FRAGMENTO PROPORCIONADO ->
· · · · ·

17 mayo, 2022

Pamarsa se encamina hacia su desaparición

PamarsaEn el pleno de este lunes se produjo el punto de inflexión efectivo para la desaparición de la que sin lugar a dudas ha sido la empresa pública municipal más importante de Puerto de la Cruz. Los ediles de la corporación apoyaron de forma unánime el inicio de un expediente para el cierre de la empresa en un plazo máximo de diez años de acuerdo con toda una serie de etapas y protocolos que empezarán a ponerse en práctica a comienzos de un 2013 que ya está a la vuelta de la esquina.

· · · · ·

EXTRACTO DE DATOS ->
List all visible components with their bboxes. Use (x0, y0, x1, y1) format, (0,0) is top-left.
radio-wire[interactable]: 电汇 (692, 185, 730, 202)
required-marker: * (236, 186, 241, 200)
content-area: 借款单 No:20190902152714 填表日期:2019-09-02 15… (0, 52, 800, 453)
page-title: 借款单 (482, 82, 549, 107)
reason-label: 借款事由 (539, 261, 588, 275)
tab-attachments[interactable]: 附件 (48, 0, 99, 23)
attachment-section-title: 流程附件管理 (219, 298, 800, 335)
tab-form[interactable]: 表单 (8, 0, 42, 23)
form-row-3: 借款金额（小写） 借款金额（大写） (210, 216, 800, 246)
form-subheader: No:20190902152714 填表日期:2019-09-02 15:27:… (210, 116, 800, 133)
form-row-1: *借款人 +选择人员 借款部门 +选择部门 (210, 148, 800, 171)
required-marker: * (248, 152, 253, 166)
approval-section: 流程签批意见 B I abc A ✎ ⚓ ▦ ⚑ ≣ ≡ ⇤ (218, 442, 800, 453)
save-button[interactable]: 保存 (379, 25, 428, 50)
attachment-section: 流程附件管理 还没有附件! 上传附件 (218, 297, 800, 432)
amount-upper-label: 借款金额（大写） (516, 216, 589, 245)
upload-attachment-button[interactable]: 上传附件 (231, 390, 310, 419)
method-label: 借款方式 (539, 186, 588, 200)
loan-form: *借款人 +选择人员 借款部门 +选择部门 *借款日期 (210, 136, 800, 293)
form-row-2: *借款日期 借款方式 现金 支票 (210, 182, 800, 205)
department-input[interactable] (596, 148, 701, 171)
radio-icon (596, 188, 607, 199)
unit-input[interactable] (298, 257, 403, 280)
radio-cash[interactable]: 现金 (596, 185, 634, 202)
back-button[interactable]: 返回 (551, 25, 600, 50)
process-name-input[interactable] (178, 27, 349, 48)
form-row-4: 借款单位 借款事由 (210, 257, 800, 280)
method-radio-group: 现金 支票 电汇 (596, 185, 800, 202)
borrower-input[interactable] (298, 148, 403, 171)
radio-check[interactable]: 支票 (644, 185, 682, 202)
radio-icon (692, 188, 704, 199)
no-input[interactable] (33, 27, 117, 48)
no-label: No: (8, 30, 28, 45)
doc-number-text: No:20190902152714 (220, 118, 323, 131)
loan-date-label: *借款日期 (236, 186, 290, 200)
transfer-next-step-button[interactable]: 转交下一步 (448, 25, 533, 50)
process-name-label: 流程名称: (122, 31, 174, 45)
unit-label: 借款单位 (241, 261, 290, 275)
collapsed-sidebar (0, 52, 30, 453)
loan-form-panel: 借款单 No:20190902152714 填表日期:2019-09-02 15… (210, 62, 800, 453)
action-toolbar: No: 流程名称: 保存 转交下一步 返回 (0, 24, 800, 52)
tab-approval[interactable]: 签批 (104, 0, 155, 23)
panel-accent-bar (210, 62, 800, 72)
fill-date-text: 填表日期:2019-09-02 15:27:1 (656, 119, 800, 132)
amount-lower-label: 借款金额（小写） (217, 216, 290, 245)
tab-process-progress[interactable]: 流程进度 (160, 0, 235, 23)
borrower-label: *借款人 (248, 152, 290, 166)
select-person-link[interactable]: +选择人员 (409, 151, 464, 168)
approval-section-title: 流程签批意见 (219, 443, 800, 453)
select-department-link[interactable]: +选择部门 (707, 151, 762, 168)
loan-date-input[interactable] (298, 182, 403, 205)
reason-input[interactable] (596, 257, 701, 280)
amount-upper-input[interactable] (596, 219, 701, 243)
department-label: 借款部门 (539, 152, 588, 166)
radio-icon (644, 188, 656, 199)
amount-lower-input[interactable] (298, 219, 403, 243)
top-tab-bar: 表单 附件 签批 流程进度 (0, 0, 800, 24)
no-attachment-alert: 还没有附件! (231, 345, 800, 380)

· · · · ·

DESCRIPCIÓN DEL EJERCICIO -> Edita, por favor, el tramo de la noticia sobre Pamarsa que va desde "Pamarsa se encamina" hasta "de la esquina." y cambia "unánime" por "mayoritaria".

RESPUESTA ESCRITA ->
Pamarsa se encamina hacia su desaparición

PamarsaEn el pleno de este lunes se produjo el punto de inflexión efectivo para la desaparición de la que sin lugar a dudas ha sido la empresa pública municipal más importante de Puerto de la Cruz. Los ediles de la corporación apoyaron de forma mayoritaria el inicio de un expediente para el cierre de la empresa en un plazo máximo de diez años de acuerdo con toda una serie de etapas y protocolos que empezarán a ponerse en práctica a comienzos de un 2013 que ya está a la vuelta de la esquina.